*Stated task*
Make an exact copy of the data below, leaving out every picture.

----- Recorded data -----

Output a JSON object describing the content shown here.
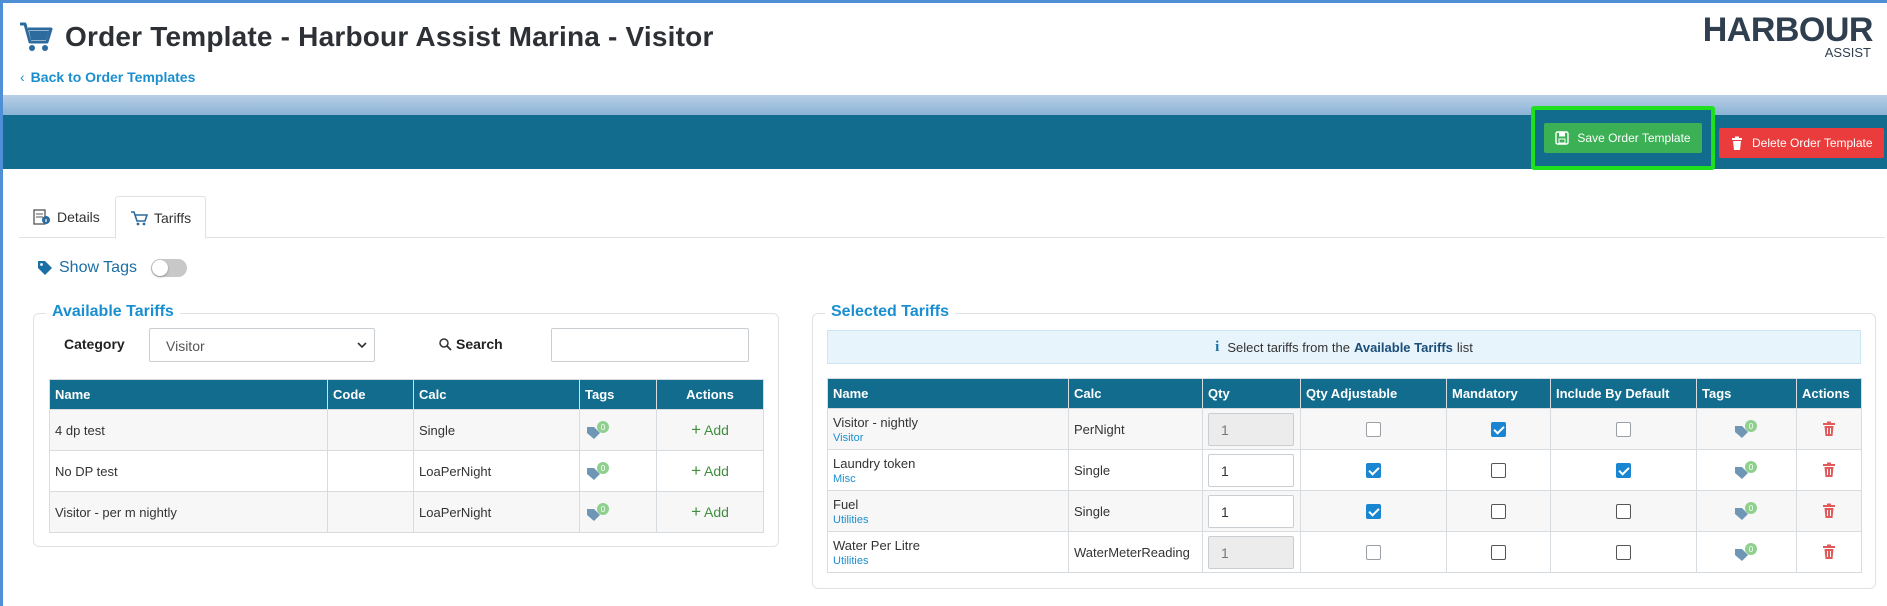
{
  "header": {
    "title": "Order Template - Harbour Assist Marina - Visitor",
    "back_link": "Back to Order Templates",
    "logo_main": "HARBOUR",
    "logo_sub": "ASSIST"
  },
  "toolbar": {
    "save_label": "Save Order Template",
    "delete_label": "Delete Order Template"
  },
  "tabs": [
    {
      "label": "Details",
      "icon": "details-icon",
      "active": false
    },
    {
      "label": "Tariffs",
      "icon": "cart-icon",
      "active": true
    }
  ],
  "show_tags": {
    "label": "Show Tags",
    "enabled": false
  },
  "available": {
    "legend": "Available Tariffs",
    "category_label": "Category",
    "category_value": "Visitor",
    "search_label": "Search",
    "search_value": "",
    "columns": [
      "Name",
      "Code",
      "Calc",
      "Tags",
      "Actions"
    ],
    "rows": [
      {
        "name": "4 dp test",
        "code": "",
        "calc": "Single",
        "tag_count": "0",
        "action": "Add"
      },
      {
        "name": "No DP test",
        "code": "",
        "calc": "LoaPerNight",
        "tag_count": "0",
        "action": "Add"
      },
      {
        "name": "Visitor - per m nightly",
        "code": "",
        "calc": "LoaPerNight",
        "tag_count": "0",
        "action": "Add"
      }
    ]
  },
  "selected": {
    "legend": "Selected Tariffs",
    "info_prefix": "Select tariffs from the",
    "info_bold": "Available Tariffs",
    "info_suffix": "list",
    "columns": [
      "Name",
      "Calc",
      "Qty",
      "Qty Adjustable",
      "Mandatory",
      "Include By Default",
      "Tags",
      "Actions"
    ],
    "rows": [
      {
        "name": "Visitor - nightly",
        "category": "Visitor",
        "calc": "PerNight",
        "qty": "1",
        "qty_editable": false,
        "qty_adjustable": false,
        "mandatory": true,
        "include_by_default": false,
        "tag_count": "0"
      },
      {
        "name": "Laundry token",
        "category": "Misc",
        "calc": "Single",
        "qty": "1",
        "qty_editable": true,
        "qty_adjustable": true,
        "mandatory": false,
        "include_by_default": true,
        "tag_count": "0"
      },
      {
        "name": "Fuel",
        "category": "Utilities",
        "calc": "Single",
        "qty": "1",
        "qty_editable": true,
        "qty_adjustable": true,
        "mandatory": false,
        "include_by_default": false,
        "tag_count": "0"
      },
      {
        "name": "Water Per Litre",
        "category": "Utilities",
        "calc": "WaterMeterReading",
        "qty": "1",
        "qty_editable": false,
        "qty_adjustable": false,
        "mandatory": false,
        "include_by_default": false,
        "tag_count": "0"
      }
    ]
  },
  "colors": {
    "brand_teal": "#116c8e",
    "save_green": "#3cb054",
    "delete_red": "#ea3c3c",
    "highlight": "#1fe01f",
    "link_blue": "#1a8fd0"
  }
}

-----

*Worked solution*
Output a JSON object describing the content shown here.
{
  "header": {
    "title": "Order Template - Harbour Assist Marina - Visitor",
    "back_link": "Back to Order Templates",
    "logo_main": "HARBOUR",
    "logo_sub": "ASSIST"
  },
  "toolbar": {
    "save_label": "Save Order Template",
    "delete_label": "Delete Order Template"
  },
  "tabs": [
    {
      "label": "Details",
      "icon": "details-icon",
      "active": false
    },
    {
      "label": "Tariffs",
      "icon": "cart-icon",
      "active": true
    }
  ],
  "show_tags": {
    "label": "Show Tags",
    "enabled": false
  },
  "available": {
    "legend": "Available Tariffs",
    "category_label": "Category",
    "category_value": "Visitor",
    "search_label": "Search",
    "search_value": "",
    "columns": [
      "Name",
      "Code",
      "Calc",
      "Tags",
      "Actions"
    ],
    "rows": [
      {
        "name": "4 dp test",
        "code": "",
        "calc": "Single",
        "tag_count": "0",
        "action": "Add"
      },
      {
        "name": "No DP test",
        "code": "",
        "calc": "LoaPerNight",
        "tag_count": "0",
        "action": "Add"
      },
      {
        "name": "Visitor - per m nightly",
        "code": "",
        "calc": "LoaPerNight",
        "tag_count": "0",
        "action": "Add"
      }
    ]
  },
  "selected": {
    "legend": "Selected Tariffs",
    "info_prefix": "Select tariffs from the",
    "info_bold": "Available Tariffs",
    "info_suffix": "list",
    "columns": [
      "Name",
      "Calc",
      "Qty",
      "Qty Adjustable",
      "Mandatory",
      "Include By Default",
      "Tags",
      "Actions"
    ],
    "rows": [
      {
        "name": "Visitor - nightly",
        "category": "Visitor",
        "calc": "PerNight",
        "qty": "1",
        "qty_editable": false,
        "qty_adjustable": false,
        "mandatory": true,
        "include_by_default": false,
        "tag_count": "0"
      },
      {
        "name": "Laundry token",
        "category": "Misc",
        "calc": "Single",
        "qty": "1",
        "qty_editable": true,
        "qty_adjustable": true,
        "mandatory": false,
        "include_by_default": true,
        "tag_count": "0"
      },
      {
        "name": "Fuel",
        "category": "Utilities",
        "calc": "Single",
        "qty": "1",
        "qty_editable": true,
        "qty_adjustable": true,
        "mandatory": false,
        "include_by_default": false,
        "tag_count": "0"
      },
      {
        "name": "Water Per Litre",
        "category": "Utilities",
        "calc": "WaterMeterReading",
        "qty": "1",
        "qty_editable": false,
        "qty_adjustable": false,
        "mandatory": false,
        "include_by_default": false,
        "tag_count": "0"
      }
    ]
  },
  "colors": {
    "brand_teal": "#116c8e",
    "save_green": "#3cb054",
    "delete_red": "#ea3c3c",
    "highlight": "#1fe01f",
    "link_blue": "#1a8fd0"
  }
}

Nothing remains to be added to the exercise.